§ LESETEXT:
::::

Als Gott in Ägypten die Erstgeborenen der Ägypter tötete, wären auch die Erstgeborenen der Israeliten getötet worden, wenn die Israeliten nicht das Blut eines geschlachteten Lammes an ihre Türen gestrichen hätten. Auch für sie gab es damals eine frohe Botschaft, die sie vor dem Gericht Gottes erretten würde, wenn sie sie nur annehmen. Ihnen war ganz deutlich gesagt worden: „Der HERR wird hindurchgehen, um die Ägypter zu schlagen; und sieht er das Blut am Türsturz und an den beiden Pfosten, so wird der Herr an der Tür vorübergehen und wird dem Verderber nicht erlauben, in eure Häuser zu kommen, um zu schlagen“ (2Mo 12,23).

Wenn Bell meint, dass wir nicht vor dem Gericht Gottes gerettet werden müssten, verwundert es nicht, dass der Begriff Opfer in seine Geschichte nicht mehr hineinpasst:

Es ist nichts Falsches daran, ihn [den Begriff Opfer] zu benutzen […] Aber wir leben nicht mehr in einer Kultur, in der Menschen ihren Göttern Tieropfer darbringen. Menschen haben das jahrtausendelang getan […] Aber für die meisten von uns gilt das nicht. Die ersten Christen […] erzählten die Geschichte Jesu in der Sprache, die ihre Zuhörer verstehen konnten. (S. 133)

::::

§ AUFGABEN:
1. Was strichen die Israeliten laut dem Lesetext an ihre Türen?
2. Gib bitte aus dem Lesetext den Abschnitt von „Wenn Bell meint, dass“ bis einschließlich „verstehen konnten. (S. 133)“ wörtlich wieder.

::::

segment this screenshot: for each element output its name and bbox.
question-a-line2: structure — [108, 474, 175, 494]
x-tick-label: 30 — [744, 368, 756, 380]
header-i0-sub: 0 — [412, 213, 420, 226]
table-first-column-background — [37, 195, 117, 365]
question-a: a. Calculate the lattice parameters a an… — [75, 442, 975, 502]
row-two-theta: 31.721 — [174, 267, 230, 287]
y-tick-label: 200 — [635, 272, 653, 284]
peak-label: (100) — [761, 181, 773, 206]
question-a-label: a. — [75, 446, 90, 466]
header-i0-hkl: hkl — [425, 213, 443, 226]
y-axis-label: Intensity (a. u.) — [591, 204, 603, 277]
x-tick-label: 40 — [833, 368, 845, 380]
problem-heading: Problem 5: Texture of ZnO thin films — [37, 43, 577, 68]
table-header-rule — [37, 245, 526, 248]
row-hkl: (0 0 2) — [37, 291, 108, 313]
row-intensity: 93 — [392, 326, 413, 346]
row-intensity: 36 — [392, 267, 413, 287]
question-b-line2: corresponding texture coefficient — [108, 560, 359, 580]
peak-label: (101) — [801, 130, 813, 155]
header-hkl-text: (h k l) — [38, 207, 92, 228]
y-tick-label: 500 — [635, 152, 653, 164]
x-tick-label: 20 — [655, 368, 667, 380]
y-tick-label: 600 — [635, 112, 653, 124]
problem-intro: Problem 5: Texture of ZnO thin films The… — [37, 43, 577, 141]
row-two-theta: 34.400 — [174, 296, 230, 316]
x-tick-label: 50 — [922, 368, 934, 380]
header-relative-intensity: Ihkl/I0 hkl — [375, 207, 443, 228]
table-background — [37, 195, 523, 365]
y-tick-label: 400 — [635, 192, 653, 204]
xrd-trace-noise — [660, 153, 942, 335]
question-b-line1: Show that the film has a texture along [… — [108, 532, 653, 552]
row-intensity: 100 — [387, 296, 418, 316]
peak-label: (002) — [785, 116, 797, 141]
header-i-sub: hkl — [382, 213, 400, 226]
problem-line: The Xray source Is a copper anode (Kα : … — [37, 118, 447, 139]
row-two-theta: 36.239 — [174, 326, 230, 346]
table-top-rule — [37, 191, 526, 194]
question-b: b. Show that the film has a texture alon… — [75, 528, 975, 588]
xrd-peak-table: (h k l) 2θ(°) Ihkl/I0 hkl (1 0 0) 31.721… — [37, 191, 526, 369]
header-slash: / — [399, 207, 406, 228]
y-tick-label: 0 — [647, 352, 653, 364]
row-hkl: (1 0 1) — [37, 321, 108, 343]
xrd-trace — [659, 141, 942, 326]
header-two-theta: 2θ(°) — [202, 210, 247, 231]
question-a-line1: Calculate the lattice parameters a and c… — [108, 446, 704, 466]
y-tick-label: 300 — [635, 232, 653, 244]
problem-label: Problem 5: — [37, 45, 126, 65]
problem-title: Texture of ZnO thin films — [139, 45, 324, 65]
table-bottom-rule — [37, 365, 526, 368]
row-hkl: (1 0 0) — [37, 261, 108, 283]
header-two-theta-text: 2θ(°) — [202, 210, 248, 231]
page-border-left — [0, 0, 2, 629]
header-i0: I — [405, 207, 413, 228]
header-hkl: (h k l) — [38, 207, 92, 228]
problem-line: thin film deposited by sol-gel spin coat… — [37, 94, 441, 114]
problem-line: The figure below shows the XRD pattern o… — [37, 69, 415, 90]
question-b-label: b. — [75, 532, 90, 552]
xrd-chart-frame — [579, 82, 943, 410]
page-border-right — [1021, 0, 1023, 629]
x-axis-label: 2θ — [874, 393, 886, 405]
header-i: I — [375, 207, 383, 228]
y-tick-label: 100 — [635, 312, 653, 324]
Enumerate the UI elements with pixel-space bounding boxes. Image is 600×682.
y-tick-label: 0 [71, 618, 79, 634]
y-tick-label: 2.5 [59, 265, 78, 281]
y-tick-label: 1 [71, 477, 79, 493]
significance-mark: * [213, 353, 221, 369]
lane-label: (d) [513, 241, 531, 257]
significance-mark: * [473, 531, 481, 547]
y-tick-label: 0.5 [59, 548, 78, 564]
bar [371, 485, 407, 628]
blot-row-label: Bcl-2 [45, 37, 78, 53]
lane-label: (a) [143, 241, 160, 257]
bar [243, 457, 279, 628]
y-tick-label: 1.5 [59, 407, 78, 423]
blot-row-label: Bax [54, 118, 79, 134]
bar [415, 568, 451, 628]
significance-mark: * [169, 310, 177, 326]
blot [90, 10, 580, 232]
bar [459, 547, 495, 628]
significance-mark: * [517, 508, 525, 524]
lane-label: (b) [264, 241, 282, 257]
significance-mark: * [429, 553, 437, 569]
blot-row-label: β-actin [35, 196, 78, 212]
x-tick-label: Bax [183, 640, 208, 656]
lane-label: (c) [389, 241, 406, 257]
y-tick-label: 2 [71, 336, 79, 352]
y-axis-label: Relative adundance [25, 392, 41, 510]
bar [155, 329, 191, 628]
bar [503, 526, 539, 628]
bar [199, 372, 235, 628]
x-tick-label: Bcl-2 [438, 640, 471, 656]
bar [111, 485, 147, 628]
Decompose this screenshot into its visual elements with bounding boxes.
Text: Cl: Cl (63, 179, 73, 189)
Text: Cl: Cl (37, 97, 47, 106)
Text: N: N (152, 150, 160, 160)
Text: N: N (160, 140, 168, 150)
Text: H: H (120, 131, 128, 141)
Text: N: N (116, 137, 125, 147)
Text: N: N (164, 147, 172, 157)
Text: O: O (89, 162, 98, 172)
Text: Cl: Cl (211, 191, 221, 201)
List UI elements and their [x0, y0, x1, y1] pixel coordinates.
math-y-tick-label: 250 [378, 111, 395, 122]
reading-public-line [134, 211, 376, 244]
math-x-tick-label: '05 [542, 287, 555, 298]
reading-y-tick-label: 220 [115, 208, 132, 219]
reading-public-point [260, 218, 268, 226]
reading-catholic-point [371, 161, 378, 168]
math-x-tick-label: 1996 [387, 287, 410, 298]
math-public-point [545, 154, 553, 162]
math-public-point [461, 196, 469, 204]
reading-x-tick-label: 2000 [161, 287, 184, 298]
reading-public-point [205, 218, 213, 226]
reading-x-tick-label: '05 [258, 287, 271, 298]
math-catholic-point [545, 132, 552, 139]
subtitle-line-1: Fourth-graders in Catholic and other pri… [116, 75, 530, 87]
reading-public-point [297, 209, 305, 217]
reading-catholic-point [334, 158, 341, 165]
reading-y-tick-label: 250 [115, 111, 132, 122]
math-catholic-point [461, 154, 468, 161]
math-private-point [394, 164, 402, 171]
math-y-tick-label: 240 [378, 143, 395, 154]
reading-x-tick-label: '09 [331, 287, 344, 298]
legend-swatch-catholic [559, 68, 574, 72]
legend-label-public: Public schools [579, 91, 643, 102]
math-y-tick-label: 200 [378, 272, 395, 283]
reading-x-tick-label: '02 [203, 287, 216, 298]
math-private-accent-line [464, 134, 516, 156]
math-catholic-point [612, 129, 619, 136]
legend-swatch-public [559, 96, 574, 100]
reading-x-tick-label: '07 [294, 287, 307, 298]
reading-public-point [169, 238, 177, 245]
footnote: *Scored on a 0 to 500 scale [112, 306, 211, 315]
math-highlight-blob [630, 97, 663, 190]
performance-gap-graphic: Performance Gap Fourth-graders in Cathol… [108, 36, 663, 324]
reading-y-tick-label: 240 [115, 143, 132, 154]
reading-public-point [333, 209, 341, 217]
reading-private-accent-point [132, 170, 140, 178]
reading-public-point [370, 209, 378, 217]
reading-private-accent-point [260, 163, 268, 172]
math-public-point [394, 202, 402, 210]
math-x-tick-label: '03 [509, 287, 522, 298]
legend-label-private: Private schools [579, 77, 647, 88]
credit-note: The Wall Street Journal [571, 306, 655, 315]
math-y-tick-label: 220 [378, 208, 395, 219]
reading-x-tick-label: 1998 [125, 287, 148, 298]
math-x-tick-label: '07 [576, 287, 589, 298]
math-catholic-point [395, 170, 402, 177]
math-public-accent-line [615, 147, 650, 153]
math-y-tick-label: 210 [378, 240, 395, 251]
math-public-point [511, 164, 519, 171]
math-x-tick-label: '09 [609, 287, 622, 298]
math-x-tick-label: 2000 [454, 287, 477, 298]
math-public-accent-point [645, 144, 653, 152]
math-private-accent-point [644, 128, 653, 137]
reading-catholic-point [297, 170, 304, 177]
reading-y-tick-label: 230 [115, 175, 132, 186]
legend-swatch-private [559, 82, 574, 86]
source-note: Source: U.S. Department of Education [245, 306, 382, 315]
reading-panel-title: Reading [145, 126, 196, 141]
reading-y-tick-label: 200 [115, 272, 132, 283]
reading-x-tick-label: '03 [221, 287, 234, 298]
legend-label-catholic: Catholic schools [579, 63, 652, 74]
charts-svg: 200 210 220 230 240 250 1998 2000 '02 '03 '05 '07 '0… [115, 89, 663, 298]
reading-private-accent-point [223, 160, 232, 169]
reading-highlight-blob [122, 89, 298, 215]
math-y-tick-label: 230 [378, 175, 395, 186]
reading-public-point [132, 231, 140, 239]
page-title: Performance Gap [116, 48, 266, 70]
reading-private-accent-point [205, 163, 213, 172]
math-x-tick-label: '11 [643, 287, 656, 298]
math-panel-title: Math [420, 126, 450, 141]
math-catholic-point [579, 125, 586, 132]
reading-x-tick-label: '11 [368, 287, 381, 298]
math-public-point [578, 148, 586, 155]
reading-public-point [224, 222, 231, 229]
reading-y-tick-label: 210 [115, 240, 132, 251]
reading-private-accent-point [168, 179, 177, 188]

::::

§ ANTWORTEN:
1. Das Blut eines geschlachteten Lammes.

2.
Wenn Bell meint, dass wir nicht vor dem Gericht Gottes gerettet werden müssten, verwundert es nicht, dass der Begriff Opfer in seine Geschichte nicht mehr hineinpasst:

Es ist nichts Falsches daran, ihn [den Begriff Opfer] zu benutzen […] Aber wir leben nicht mehr in einer Kultur, in der Menschen ihren Göttern Tieropfer darbringen. Menschen haben das jahrtausendelang getan […] Aber für die meisten von uns gilt das nicht. Die ersten Christen […] erzählten die Geschichte Jesu in der Sprache, die ihre Zuhörer verstehen konnten. (S. 133)